### [Exercise directions]
Omit every picture and output the rest of the records exactly as they are.

Dataset records on visual material:
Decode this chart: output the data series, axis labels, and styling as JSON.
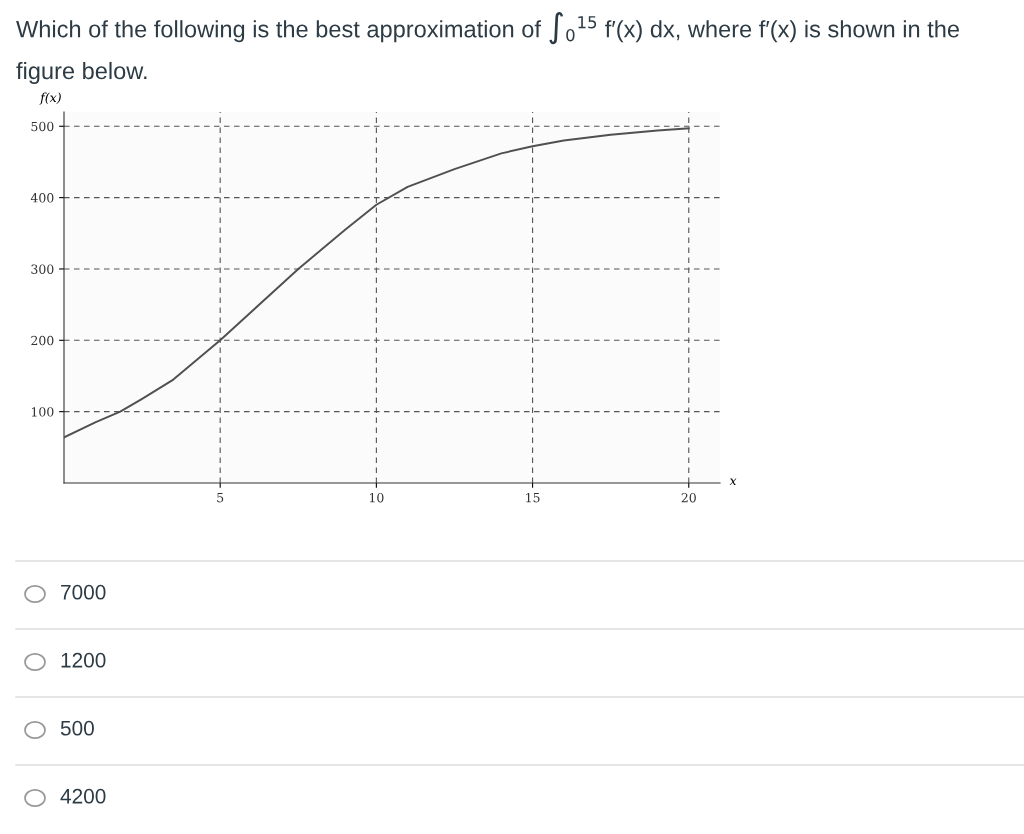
{
  "chart_data": {
    "type": "line",
    "title": "Which of the following is the best approximation of ∫$_{0}$$^{15}$ f′(x) dx, where f′(x) is shown in the figure below.",
    "xlabel": "x",
    "ylabel": "f(x)",
    "x": [
      0,
      1,
      1.8,
      2.5,
      3.5,
      5,
      6,
      7.5,
      9,
      10,
      11,
      12.5,
      14,
      15,
      16,
      17.5,
      19,
      20
    ],
    "series": [
      {
        "color": "#505050",
        "values": [
          64,
          85,
          100,
          118,
          145,
          200,
          240,
          300,
          355,
          390,
          415,
          440,
          462,
          472,
          480,
          488,
          494,
          497
        ]
      }
    ],
    "xlim": [
      0,
      21
    ],
    "ylim": [
      0,
      520
    ],
    "xticks": [
      5,
      10,
      15,
      20
    ],
    "yticks": [
      100,
      200,
      300,
      400,
      500
    ],
    "grid": true,
    "line_style": "solid",
    "marker": "none",
    "annotations": [
      "7000",
      "1200",
      "500",
      "4200"
    ]
  }
}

### [Expected answer]
Decode this chart: output the data series, axis labels, and styling as JSON.
{
  "chart_data": {
    "type": "line",
    "title": "Which of the following is the best approximation of ∫$_{0}$$^{15}$ f′(x) dx, where f′(x) is shown in the figure below.",
    "xlabel": "x",
    "ylabel": "f(x)",
    "x": [
      0,
      1,
      1.8,
      2.5,
      3.5,
      5,
      6,
      7.5,
      9,
      10,
      11,
      12.5,
      14,
      15,
      16,
      17.5,
      19,
      20
    ],
    "series": [
      {
        "color": "#505050",
        "values": [
          64,
          85,
          100,
          118,
          145,
          200,
          240,
          300,
          355,
          390,
          415,
          440,
          462,
          472,
          480,
          488,
          494,
          497
        ]
      }
    ],
    "xlim": [
      0,
      21
    ],
    "ylim": [
      0,
      520
    ],
    "xticks": [
      5,
      10,
      15,
      20
    ],
    "yticks": [
      100,
      200,
      300,
      400,
      500
    ],
    "grid": true,
    "line_style": "solid",
    "marker": "none",
    "annotations": [
      "7000",
      "1200",
      "500",
      "4200"
    ]
  }
}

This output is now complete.